◆ What you should do: This exercise calls for retyping every line below exactly, with the images omitted.

Information provided section start

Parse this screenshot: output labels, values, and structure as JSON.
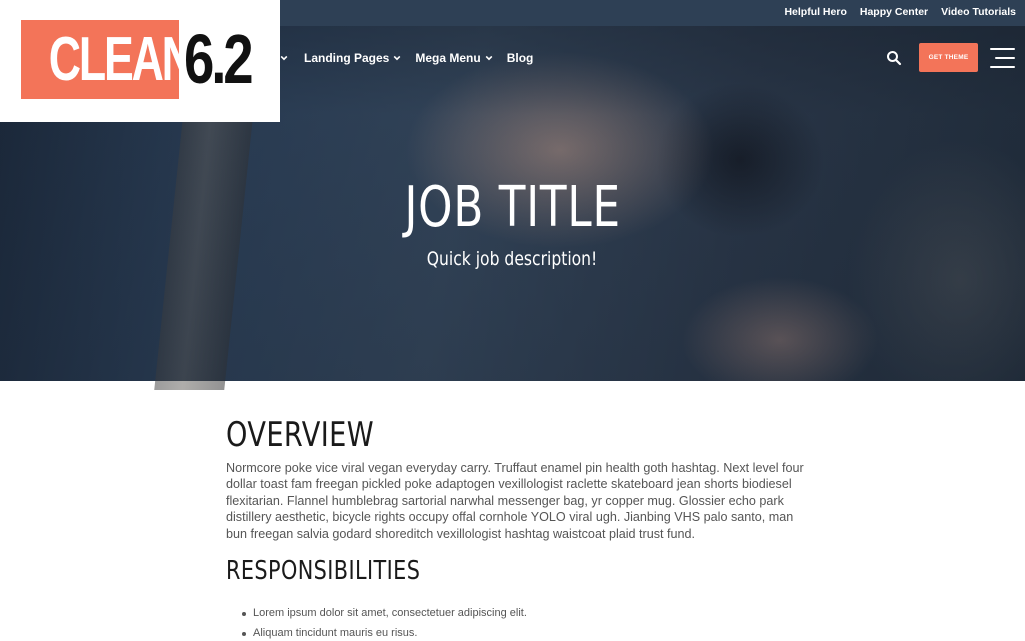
{
  "topbar": {
    "links": [
      "Helpful Hero",
      "Happy Center",
      "Video Tutorials"
    ]
  },
  "logo": {
    "word": "CLEAN",
    "version": "6.2"
  },
  "nav": {
    "items": [
      {
        "label": "Landing Pages",
        "has_dropdown": true
      },
      {
        "label": "Mega Menu",
        "has_dropdown": true
      },
      {
        "label": "Blog",
        "has_dropdown": false
      }
    ],
    "cta_label": "GET THEME"
  },
  "hero": {
    "title": "JOB TITLE",
    "subtitle": "Quick job description!"
  },
  "overview": {
    "heading": "OVERVIEW",
    "text": "Normcore poke vice viral vegan everyday carry. Truffaut enamel pin health goth hashtag. Next level four dollar toast fam freegan pickled poke adaptogen vexillologist raclette skateboard jean shorts biodiesel flexitarian. Flannel humblebrag sartorial narwhal messenger bag, yr copper mug. Glossier echo park distillery aesthetic, bicycle rights occupy offal cornhole YOLO viral ugh. Jianbing VHS palo santo, man bun freegan salvia godard shoreditch vexillologist hashtag waistcoat plaid trust fund."
  },
  "responsibilities": {
    "heading": "RESPONSIBILITIES",
    "items": [
      "Lorem ipsum dolor sit amet, consectetuer adipiscing elit.",
      "Aliquam tincidunt mauris eu risus."
    ]
  },
  "colors": {
    "accent": "#f37459",
    "topbar": "#2e4055",
    "text": "#555555",
    "heading": "#1a1a1a"
  },
  "icons": {
    "search": "search-icon",
    "menu": "hamburger-menu-icon",
    "dropdown": "chevron-down-icon"
  }
}
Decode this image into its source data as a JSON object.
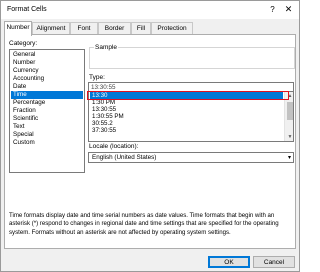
{
  "window": {
    "title": "Format Cells",
    "help": "?",
    "close": "✕"
  },
  "tabs": [
    "Number",
    "Alignment",
    "Font",
    "Border",
    "Fill",
    "Protection"
  ],
  "category": {
    "label": "Category:",
    "items": [
      "General",
      "Number",
      "Currency",
      "Accounting",
      "Date",
      "Time",
      "Percentage",
      "Fraction",
      "Scientific",
      "Text",
      "Special",
      "Custom"
    ],
    "selected": "Time"
  },
  "sample": {
    "label": "Sample"
  },
  "type": {
    "label": "Type:",
    "input_value": "13:30:55",
    "items": [
      "13:30",
      "1:30 PM",
      "13:30:55",
      "1:30:55 PM",
      "30:55.2",
      "37:30:55"
    ],
    "selected": "13:30"
  },
  "locale": {
    "label": "Locale (location):",
    "value": "English (United States)"
  },
  "description": "Time formats display date and time serial numbers as date values.  Time formats that begin with an asterisk (*) respond to changes in regional date and time settings that are specified for the operating system. Formats without an asterisk are not affected by operating system settings.",
  "buttons": {
    "ok": "OK",
    "cancel": "Cancel"
  },
  "colors": {
    "selection": "#0078d7",
    "highlight_outline": "#e0121f"
  }
}
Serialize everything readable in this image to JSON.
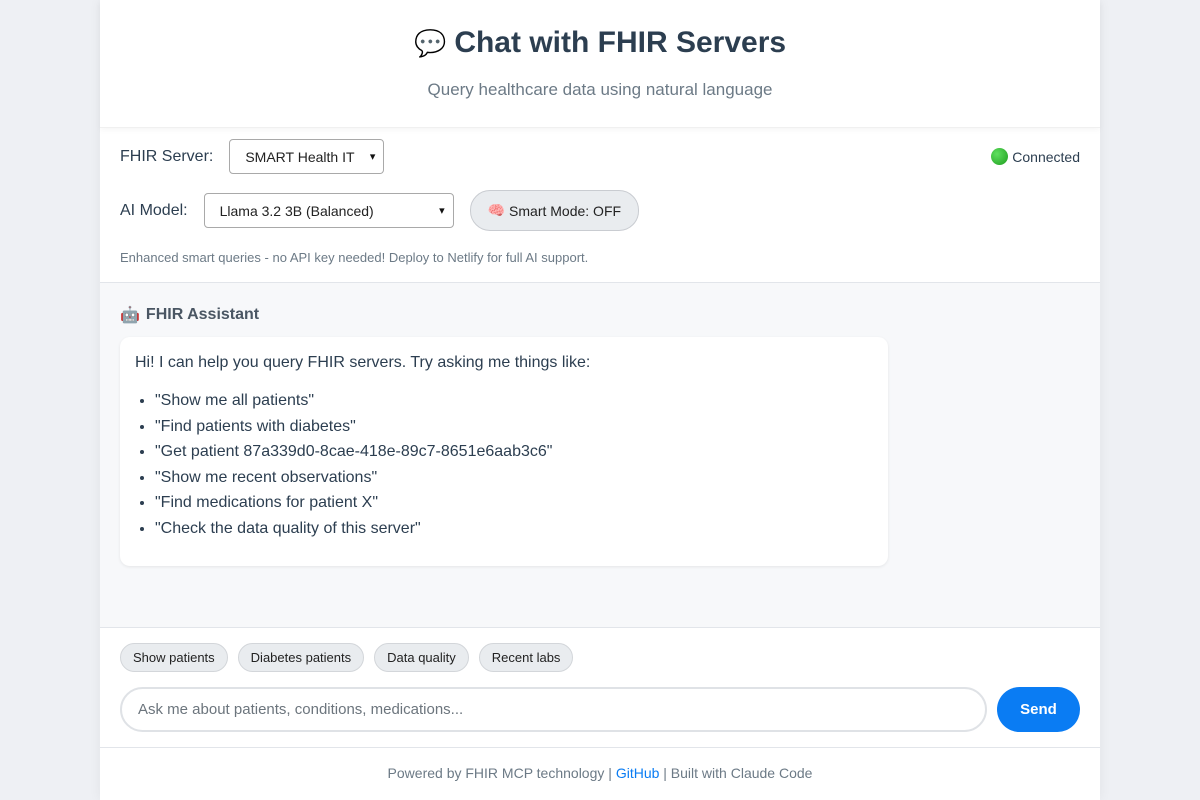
{
  "header": {
    "title_icon": "speech-bubble-icon",
    "title_emoji": "💬",
    "title": "Chat with FHIR Servers",
    "subtitle": "Query healthcare data using natural language"
  },
  "controls": {
    "server_label": "FHIR Server:",
    "server_selected": "SMART Health IT",
    "status_text": "Connected",
    "status_color": "#22a722",
    "model_label": "AI Model:",
    "model_selected": "Llama 3.2 3B (Balanced)",
    "smart_mode_emoji": "🧠",
    "smart_mode_label": "Smart Mode: OFF",
    "hint": "Enhanced smart queries - no API key needed! Deploy to Netlify for full AI support."
  },
  "chat": {
    "assistant_emoji": "🤖",
    "assistant_name": "FHIR Assistant",
    "intro": "Hi! I can help you query FHIR servers. Try asking me things like:",
    "examples": [
      "\"Show me all patients\"",
      "\"Find patients with diabetes\"",
      "\"Get patient 87a339d0-8cae-418e-89c7-8651e6aab3c6\"",
      "\"Show me recent observations\"",
      "\"Find medications for patient X\"",
      "\"Check the data quality of this server\""
    ]
  },
  "input": {
    "chips": [
      "Show patients",
      "Diabetes patients",
      "Data quality",
      "Recent labs"
    ],
    "placeholder": "Ask me about patients, conditions, medications...",
    "value": "",
    "send_label": "Send"
  },
  "footer": {
    "prefix": "Powered by FHIR MCP technology | ",
    "link_text": "GitHub",
    "suffix": " | Built with Claude Code"
  },
  "colors": {
    "accent": "#0a7cf3",
    "title": "#2c3e50",
    "muted": "#6c7a86",
    "page_bg": "#eef0f4"
  }
}
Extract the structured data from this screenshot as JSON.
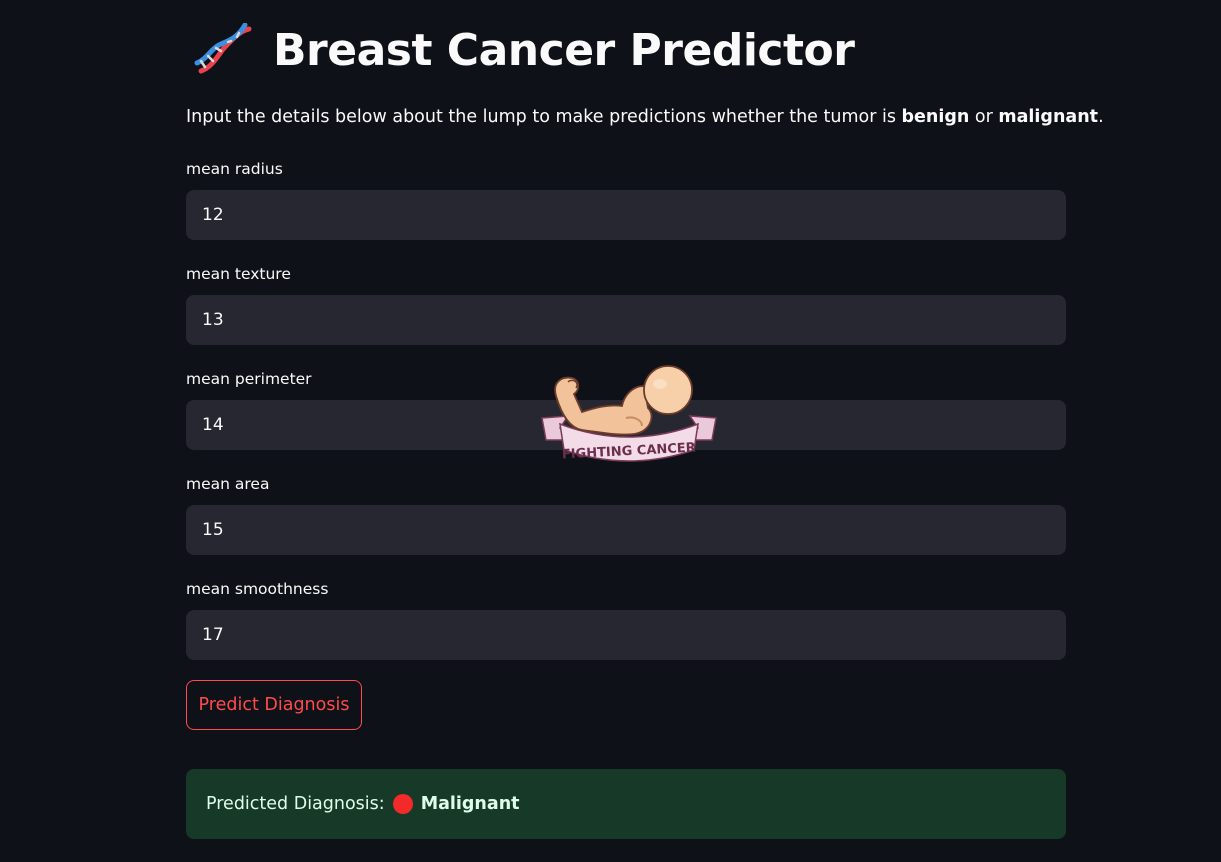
{
  "header": {
    "icon": "dna-icon",
    "title": "Breast Cancer Predictor"
  },
  "intro": {
    "prefix": "Input the details below about the lump to make predictions whether the tumor is ",
    "benign": "benign",
    "or": " or ",
    "malignant": "malignant",
    "suffix": "."
  },
  "fields": [
    {
      "label": "mean radius",
      "value": "12"
    },
    {
      "label": "mean texture",
      "value": "13"
    },
    {
      "label": "mean perimeter",
      "value": "14"
    },
    {
      "label": "mean area",
      "value": "15"
    },
    {
      "label": "mean smoothness",
      "value": "17"
    }
  ],
  "button": {
    "label": "Predict Diagnosis",
    "color": "#ff4b4b"
  },
  "result": {
    "prefix": "Predicted Diagnosis:",
    "status_color": "#f22a2a",
    "diagnosis": "Malignant",
    "background": "#173928"
  },
  "sticker": {
    "icon": "flexing-arm-icon",
    "text": "FIGHTING CANCER"
  }
}
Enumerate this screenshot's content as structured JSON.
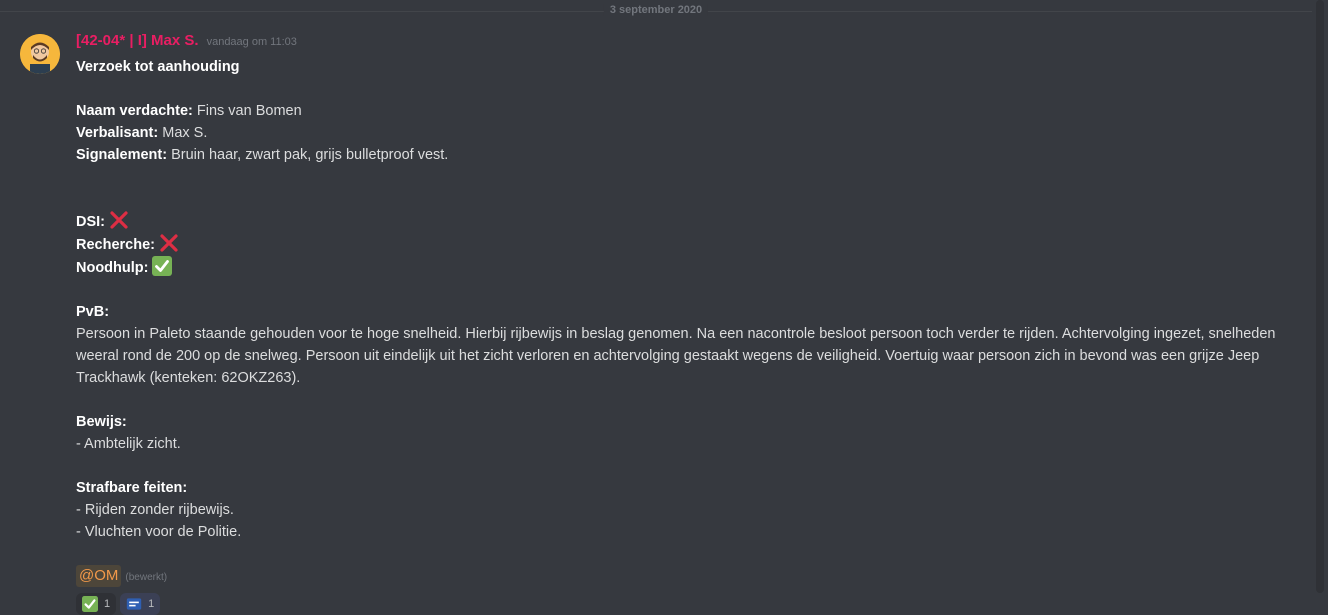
{
  "date_divider": "3 september 2020",
  "message": {
    "username": "[42-04* | I] Max S.",
    "timestamp": "vandaag om 11:03",
    "title": "Verzoek tot aanhouding",
    "suspect_label": "Naam verdachte:",
    "suspect_value": "Fins van Bomen",
    "officer_label": "Verbalisant:",
    "officer_value": "Max S.",
    "description_label": "Signalement:",
    "description_value": "Bruin haar, zwart pak, grijs bulletproof vest.",
    "dsi_label": "DSI:",
    "recherche_label": "Recherche:",
    "noodhulp_label": "Noodhulp:",
    "pvb_label": "PvB:",
    "pvb_text": "Persoon in Paleto staande gehouden voor te hoge snelheid. Hierbij rijbewijs in beslag genomen. Na een nacontrole besloot persoon toch verder te rijden. Achtervolging ingezet, snelheden weeral rond de 200 op de snelweg. Persoon uit eindelijk uit het zicht verloren en achtervolging gestaakt wegens de veiligheid. Voertuig waar persoon zich in bevond was een grijze Jeep Trackhawk (kenteken: 62OKZ263).",
    "bewijs_label": "Bewijs:",
    "bewijs_items": [
      "- Ambtelijk zicht."
    ],
    "feiten_label": "Strafbare feiten:",
    "feiten_items": [
      "- Rijden zonder rijbewijs.",
      "- Vluchten voor de Politie."
    ],
    "mention": "@OM",
    "edited": "(bewerkt)",
    "reactions": [
      {
        "icon": "check-icon",
        "count": "1"
      },
      {
        "icon": "custom-emoji-icon",
        "count": "1"
      }
    ]
  },
  "colors": {
    "background": "#36393f",
    "username": "#e91e63",
    "mention": "#f2994a"
  }
}
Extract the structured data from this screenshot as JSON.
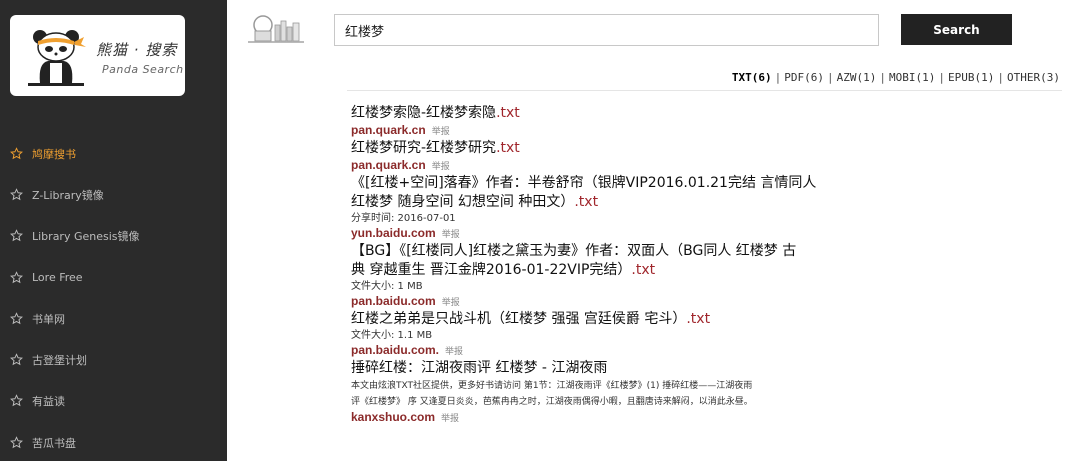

Information provided section end

◆ Written response:
Parse this screenshot: output labels, values, and structure as JSON.
{
  "topbar": {
    "links": [
      "Helpful Hero",
      "Happy Center",
      "Video Tutorials"
    ]
  },
  "logo": {
    "word": "CLEAN",
    "version": "6.2"
  },
  "nav": {
    "items": [
      {
        "label": "Landing Pages",
        "has_dropdown": true
      },
      {
        "label": "Mega Menu",
        "has_dropdown": true
      },
      {
        "label": "Blog",
        "has_dropdown": false
      }
    ],
    "cta_label": "GET THEME"
  },
  "hero": {
    "title": "JOB TITLE",
    "subtitle": "Quick job description!"
  },
  "overview": {
    "heading": "OVERVIEW",
    "text": "Normcore poke vice viral vegan everyday carry. Truffaut enamel pin health goth hashtag. Next level four dollar toast fam freegan pickled poke adaptogen vexillologist raclette skateboard jean shorts biodiesel flexitarian. Flannel humblebrag sartorial narwhal messenger bag, yr copper mug. Glossier echo park distillery aesthetic, bicycle rights occupy offal cornhole YOLO viral ugh. Jianbing VHS palo santo, man bun freegan salvia godard shoreditch vexillologist hashtag waistcoat plaid trust fund."
  },
  "responsibilities": {
    "heading": "RESPONSIBILITIES",
    "items": [
      "Lorem ipsum dolor sit amet, consectetuer adipiscing elit.",
      "Aliquam tincidunt mauris eu risus."
    ]
  },
  "colors": {
    "accent": "#f37459",
    "topbar": "#2e4055",
    "text": "#555555",
    "heading": "#1a1a1a"
  },
  "icons": {
    "search": "search-icon",
    "menu": "hamburger-menu-icon",
    "dropdown": "chevron-down-icon"
  }
}
Decode this image into its source data as a JSON object.
{
  "window": {
    "title": "Format Cells",
    "help": "?",
    "close": "✕"
  },
  "tabs": [
    "Number",
    "Alignment",
    "Font",
    "Border",
    "Fill",
    "Protection"
  ],
  "category": {
    "label": "Category:",
    "items": [
      "General",
      "Number",
      "Currency",
      "Accounting",
      "Date",
      "Time",
      "Percentage",
      "Fraction",
      "Scientific",
      "Text",
      "Special",
      "Custom"
    ],
    "selected": "Time"
  },
  "sample": {
    "label": "Sample"
  },
  "type": {
    "label": "Type:",
    "input_value": "13:30:55",
    "items": [
      "13:30",
      "1:30 PM",
      "13:30:55",
      "1:30:55 PM",
      "30:55.2",
      "37:30:55"
    ],
    "selected": "13:30"
  },
  "locale": {
    "label": "Locale (location):",
    "value": "English (United States)"
  },
  "description": "Time formats display date and time serial numbers as date values.  Time formats that begin with an asterisk (*) respond to changes in regional date and time settings that are specified for the operating system. Formats without an asterisk are not affected by operating system settings.",
  "buttons": {
    "ok": "OK",
    "cancel": "Cancel"
  },
  "colors": {
    "selection": "#0078d7",
    "highlight_outline": "#e0121f"
  }
}
Serialize everything readable in this image to JSON.
{
  "header": {
    "title_icon": "speech-bubble-icon",
    "title_emoji": "💬",
    "title": "Chat with FHIR Servers",
    "subtitle": "Query healthcare data using natural language"
  },
  "controls": {
    "server_label": "FHIR Server:",
    "server_selected": "SMART Health IT",
    "status_text": "Connected",
    "status_color": "#22a722",
    "model_label": "AI Model:",
    "model_selected": "Llama 3.2 3B (Balanced)",
    "smart_mode_emoji": "🧠",
    "smart_mode_label": "Smart Mode: OFF",
    "hint": "Enhanced smart queries - no API key needed! Deploy to Netlify for full AI support."
  },
  "chat": {
    "assistant_emoji": "🤖",
    "assistant_name": "FHIR Assistant",
    "intro": "Hi! I can help you query FHIR servers. Try asking me things like:",
    "examples": [
      "\"Show me all patients\"",
      "\"Find patients with diabetes\"",
      "\"Get patient 87a339d0-8cae-418e-89c7-8651e6aab3c6\"",
      "\"Show me recent observations\"",
      "\"Find medications for patient X\"",
      "\"Check the data quality of this server\""
    ]
  },
  "input": {
    "chips": [
      "Show patients",
      "Diabetes patients",
      "Data quality",
      "Recent labs"
    ],
    "placeholder": "Ask me about patients, conditions, medications...",
    "value": "",
    "send_label": "Send"
  },
  "footer": {
    "prefix": "Powered by FHIR MCP technology | ",
    "link_text": "GitHub",
    "suffix": " | Built with Claude Code"
  },
  "colors": {
    "accent": "#0a7cf3",
    "title": "#2c3e50",
    "muted": "#6c7a86",
    "page_bg": "#eef0f4"
  }
}
Extract the structured data from this screenshot as JSON.
{
  "header": {
    "icon": "dna-icon",
    "title": "Breast Cancer Predictor"
  },
  "intro": {
    "prefix": "Input the details below about the lump to make predictions whether the tumor is ",
    "benign": "benign",
    "or": " or ",
    "malignant": "malignant",
    "suffix": "."
  },
  "fields": [
    {
      "label": "mean radius",
      "value": "12"
    },
    {
      "label": "mean texture",
      "value": "13"
    },
    {
      "label": "mean perimeter",
      "value": "14"
    },
    {
      "label": "mean area",
      "value": "15"
    },
    {
      "label": "mean smoothness",
      "value": "17"
    }
  ],
  "button": {
    "label": "Predict Diagnosis",
    "color": "#ff4b4b"
  },
  "result": {
    "prefix": "Predicted Diagnosis:",
    "status_color": "#f22a2a",
    "diagnosis": "Malignant",
    "background": "#173928"
  },
  "sticker": {
    "icon": "flexing-arm-icon",
    "text": "FIGHTING CANCER"
  }
}
Enumerate this screenshot's content as structured JSON.
{
  "date_divider": "3 september 2020",
  "message": {
    "username": "[42-04* | I] Max S.",
    "timestamp": "vandaag om 11:03",
    "title": "Verzoek tot aanhouding",
    "suspect_label": "Naam verdachte:",
    "suspect_value": "Fins van Bomen",
    "officer_label": "Verbalisant:",
    "officer_value": "Max S.",
    "description_label": "Signalement:",
    "description_value": "Bruin haar, zwart pak, grijs bulletproof vest.",
    "dsi_label": "DSI:",
    "recherche_label": "Recherche:",
    "noodhulp_label": "Noodhulp:",
    "pvb_label": "PvB:",
    "pvb_text": "Persoon in Paleto staande gehouden voor te hoge snelheid. Hierbij rijbewijs in beslag genomen. Na een nacontrole besloot persoon toch verder te rijden. Achtervolging ingezet, snelheden weeral rond de 200 op de snelweg. Persoon uit eindelijk uit het zicht verloren en achtervolging gestaakt wegens de veiligheid. Voertuig waar persoon zich in bevond was een grijze Jeep Trackhawk (kenteken: 62OKZ263).",
    "bewijs_label": "Bewijs:",
    "bewijs_items": [
      "- Ambtelijk zicht."
    ],
    "feiten_label": "Strafbare feiten:",
    "feiten_items": [
      "- Rijden zonder rijbewijs.",
      "- Vluchten voor de Politie."
    ],
    "mention": "@OM",
    "edited": "(bewerkt)",
    "reactions": [
      {
        "icon": "check-icon",
        "count": "1"
      },
      {
        "icon": "custom-emoji-icon",
        "count": "1"
      }
    ]
  },
  "colors": {
    "background": "#36393f",
    "username": "#e91e63",
    "mention": "#f2994a"
  }
}
Extract the structured data from this screenshot as JSON.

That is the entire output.